Raw data:

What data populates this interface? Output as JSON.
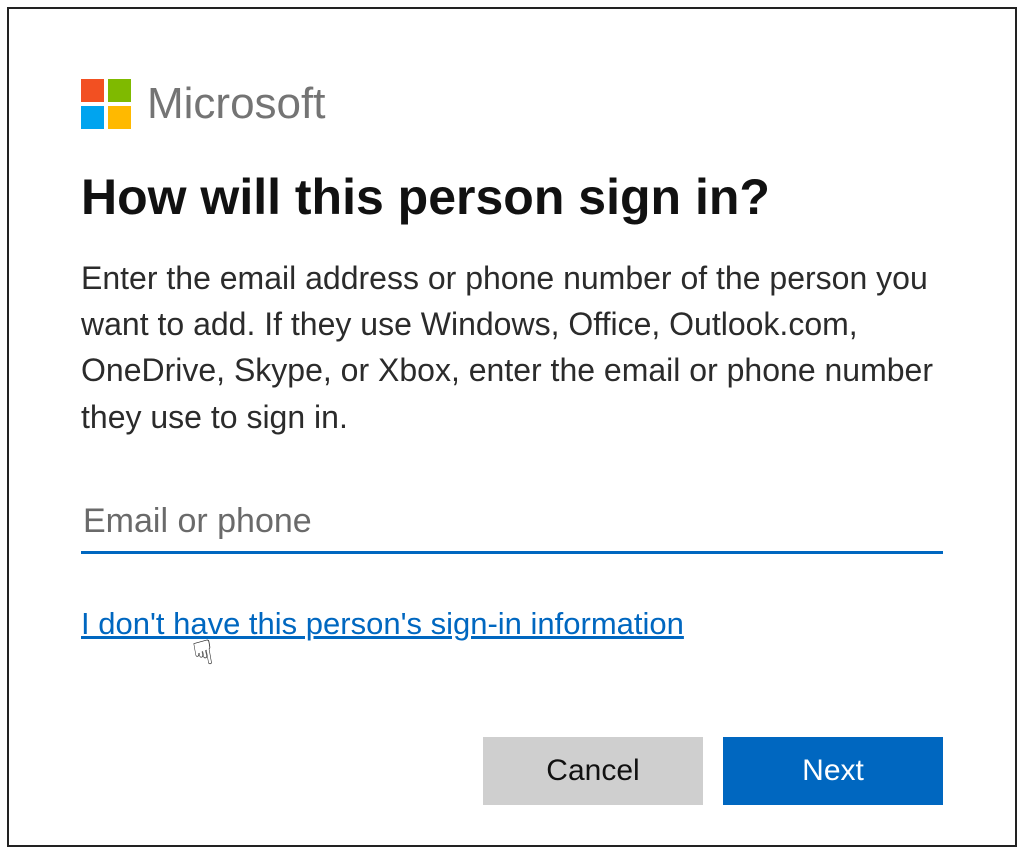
{
  "brand": {
    "name": "Microsoft",
    "logo_colors": {
      "tl": "#f25022",
      "tr": "#7fba00",
      "bl": "#00a4ef",
      "br": "#ffb900"
    }
  },
  "heading": "How will this person sign in?",
  "description": "Enter the email address or phone number of the person you want to add. If they use Windows, Office, Outlook.com, OneDrive, Skype, or Xbox, enter the email or phone number they use to sign in.",
  "input": {
    "value": "",
    "placeholder": "Email or phone"
  },
  "alt_link": "I don't have this person's sign-in information",
  "buttons": {
    "cancel": "Cancel",
    "next": "Next"
  },
  "colors": {
    "accent": "#0067c0",
    "button_secondary_bg": "#cfcfcf",
    "brand_text": "#747474"
  }
}
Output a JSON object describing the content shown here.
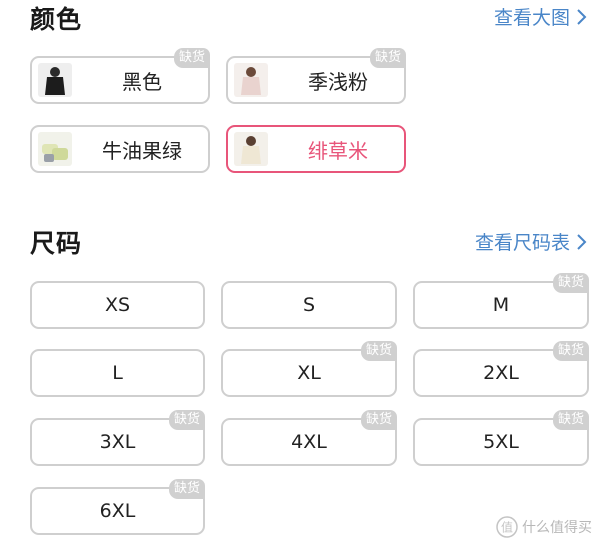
{
  "color": {
    "title": "颜色",
    "view_large": "查看大图",
    "options": [
      {
        "label": "黑色",
        "tag": "缺货"
      },
      {
        "label": "季浅粉",
        "tag": "缺货"
      },
      {
        "label": "牛油果绿"
      },
      {
        "label": "绯草米",
        "selected": true
      }
    ]
  },
  "size": {
    "title": "尺码",
    "view_chart": "查看尺码表",
    "options": [
      {
        "label": "XS"
      },
      {
        "label": "S"
      },
      {
        "label": "M",
        "tag": "缺货"
      },
      {
        "label": "L"
      },
      {
        "label": "XL",
        "tag": "缺货"
      },
      {
        "label": "2XL",
        "tag": "缺货"
      },
      {
        "label": "3XL",
        "tag": "缺货"
      },
      {
        "label": "4XL",
        "tag": "缺货"
      },
      {
        "label": "5XL",
        "tag": "缺货"
      },
      {
        "label": "6XL",
        "tag": "缺货"
      }
    ]
  },
  "watermark": "什么值得买",
  "colors": {
    "accent": "#e8557a",
    "link": "#4a86c8",
    "border": "#cfcfcf",
    "tag_bg": "#d0d0d0"
  }
}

What to do: Give every line above again exactly, with no pictures.

Expected answer:
What data populates this interface? Output as JSON.
{
  "brand": {
    "name": "Microsoft",
    "logo_colors": {
      "tl": "#f25022",
      "tr": "#7fba00",
      "bl": "#00a4ef",
      "br": "#ffb900"
    }
  },
  "heading": "How will this person sign in?",
  "description": "Enter the email address or phone number of the person you want to add. If they use Windows, Office, Outlook.com, OneDrive, Skype, or Xbox, enter the email or phone number they use to sign in.",
  "input": {
    "value": "",
    "placeholder": "Email or phone"
  },
  "alt_link": "I don't have this person's sign-in information",
  "buttons": {
    "cancel": "Cancel",
    "next": "Next"
  },
  "colors": {
    "accent": "#0067c0",
    "button_secondary_bg": "#cfcfcf",
    "brand_text": "#747474"
  }
}
Output a JSON object describing the content shown here.
{
  "color": {
    "title": "颜色",
    "view_large": "查看大图",
    "options": [
      {
        "label": "黑色",
        "tag": "缺货"
      },
      {
        "label": "季浅粉",
        "tag": "缺货"
      },
      {
        "label": "牛油果绿"
      },
      {
        "label": "绯草米",
        "selected": true
      }
    ]
  },
  "size": {
    "title": "尺码",
    "view_chart": "查看尺码表",
    "options": [
      {
        "label": "XS"
      },
      {
        "label": "S"
      },
      {
        "label": "M",
        "tag": "缺货"
      },
      {
        "label": "L"
      },
      {
        "label": "XL",
        "tag": "缺货"
      },
      {
        "label": "2XL",
        "tag": "缺货"
      },
      {
        "label": "3XL",
        "tag": "缺货"
      },
      {
        "label": "4XL",
        "tag": "缺货"
      },
      {
        "label": "5XL",
        "tag": "缺货"
      },
      {
        "label": "6XL",
        "tag": "缺货"
      }
    ]
  },
  "watermark": "什么值得买",
  "colors": {
    "accent": "#e8557a",
    "link": "#4a86c8",
    "border": "#cfcfcf",
    "tag_bg": "#d0d0d0"
  }
}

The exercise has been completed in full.